» Work to do:
Reproduce the records below in their entirety, character for character.

BEGIN

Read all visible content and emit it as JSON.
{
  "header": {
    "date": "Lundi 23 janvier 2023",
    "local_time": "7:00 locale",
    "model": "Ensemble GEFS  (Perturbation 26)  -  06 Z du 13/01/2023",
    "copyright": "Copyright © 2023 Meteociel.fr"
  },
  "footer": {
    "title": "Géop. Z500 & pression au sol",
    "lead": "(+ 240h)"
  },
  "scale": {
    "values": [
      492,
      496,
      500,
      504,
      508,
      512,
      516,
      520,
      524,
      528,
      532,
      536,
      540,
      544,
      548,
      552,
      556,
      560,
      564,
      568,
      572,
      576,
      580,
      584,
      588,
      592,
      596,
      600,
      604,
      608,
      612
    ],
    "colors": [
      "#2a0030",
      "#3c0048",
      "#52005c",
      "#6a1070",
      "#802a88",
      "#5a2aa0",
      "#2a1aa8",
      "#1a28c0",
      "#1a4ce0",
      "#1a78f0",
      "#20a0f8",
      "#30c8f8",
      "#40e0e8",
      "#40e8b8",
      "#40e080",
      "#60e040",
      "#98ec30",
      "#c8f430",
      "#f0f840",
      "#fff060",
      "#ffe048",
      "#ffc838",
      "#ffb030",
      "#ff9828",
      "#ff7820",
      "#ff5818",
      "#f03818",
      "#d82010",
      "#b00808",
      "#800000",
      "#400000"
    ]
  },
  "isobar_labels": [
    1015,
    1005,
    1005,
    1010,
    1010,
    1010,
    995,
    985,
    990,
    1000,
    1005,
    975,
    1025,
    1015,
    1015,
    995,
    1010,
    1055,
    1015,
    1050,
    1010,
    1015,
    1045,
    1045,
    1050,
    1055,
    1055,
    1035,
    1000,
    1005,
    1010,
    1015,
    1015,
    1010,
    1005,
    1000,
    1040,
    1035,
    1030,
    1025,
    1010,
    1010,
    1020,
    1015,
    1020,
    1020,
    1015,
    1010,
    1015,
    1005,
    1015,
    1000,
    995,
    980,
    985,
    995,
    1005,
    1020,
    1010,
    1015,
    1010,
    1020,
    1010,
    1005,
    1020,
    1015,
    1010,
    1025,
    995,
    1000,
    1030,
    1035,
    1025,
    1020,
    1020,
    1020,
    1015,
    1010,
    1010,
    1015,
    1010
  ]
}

END

» Right answer:
Read all visible content and emit it as JSON.
{
  "header": {
    "date": "Lundi 23 janvier 2023",
    "local_time": "7:00 locale",
    "model": "Ensemble GEFS  (Perturbation 26)  -  06 Z du 13/01/2023",
    "copyright": "Copyright © 2023 Meteociel.fr"
  },
  "footer": {
    "title": "Géop. Z500 & pression au sol",
    "lead": "(+ 240h)"
  },
  "scale": {
    "values": [
      492,
      496,
      500,
      504,
      508,
      512,
      516,
      520,
      524,
      528,
      532,
      536,
      540,
      544,
      548,
      552,
      556,
      560,
      564,
      568,
      572,
      576,
      580,
      584,
      588,
      592,
      596,
      600,
      604,
      608,
      612
    ],
    "colors": [
      "#2a0030",
      "#3c0048",
      "#52005c",
      "#6a1070",
      "#802a88",
      "#5a2aa0",
      "#2a1aa8",
      "#1a28c0",
      "#1a4ce0",
      "#1a78f0",
      "#20a0f8",
      "#30c8f8",
      "#40e0e8",
      "#40e8b8",
      "#40e080",
      "#60e040",
      "#98ec30",
      "#c8f430",
      "#f0f840",
      "#fff060",
      "#ffe048",
      "#ffc838",
      "#ffb030",
      "#ff9828",
      "#ff7820",
      "#ff5818",
      "#f03818",
      "#d82010",
      "#b00808",
      "#800000",
      "#400000"
    ]
  },
  "isobar_labels": [
    1015,
    1005,
    1005,
    1010,
    1010,
    1010,
    995,
    985,
    990,
    1000,
    1005,
    975,
    1025,
    1015,
    1015,
    995,
    1010,
    1055,
    1015,
    1050,
    1010,
    1015,
    1045,
    1045,
    1050,
    1055,
    1055,
    1035,
    1000,
    1005,
    1010,
    1015,
    1015,
    1010,
    1005,
    1000,
    1040,
    1035,
    1030,
    1025,
    1010,
    1010,
    1020,
    1015,
    1020,
    1020,
    1015,
    1010,
    1015,
    1005,
    1015,
    1000,
    995,
    980,
    985,
    995,
    1005,
    1020,
    1010,
    1015,
    1010,
    1020,
    1010,
    1005,
    1020,
    1015,
    1010,
    1025,
    995,
    1000,
    1030,
    1035,
    1025,
    1020,
    1020,
    1020,
    1015,
    1010,
    1010,
    1015,
    1010
  ]
}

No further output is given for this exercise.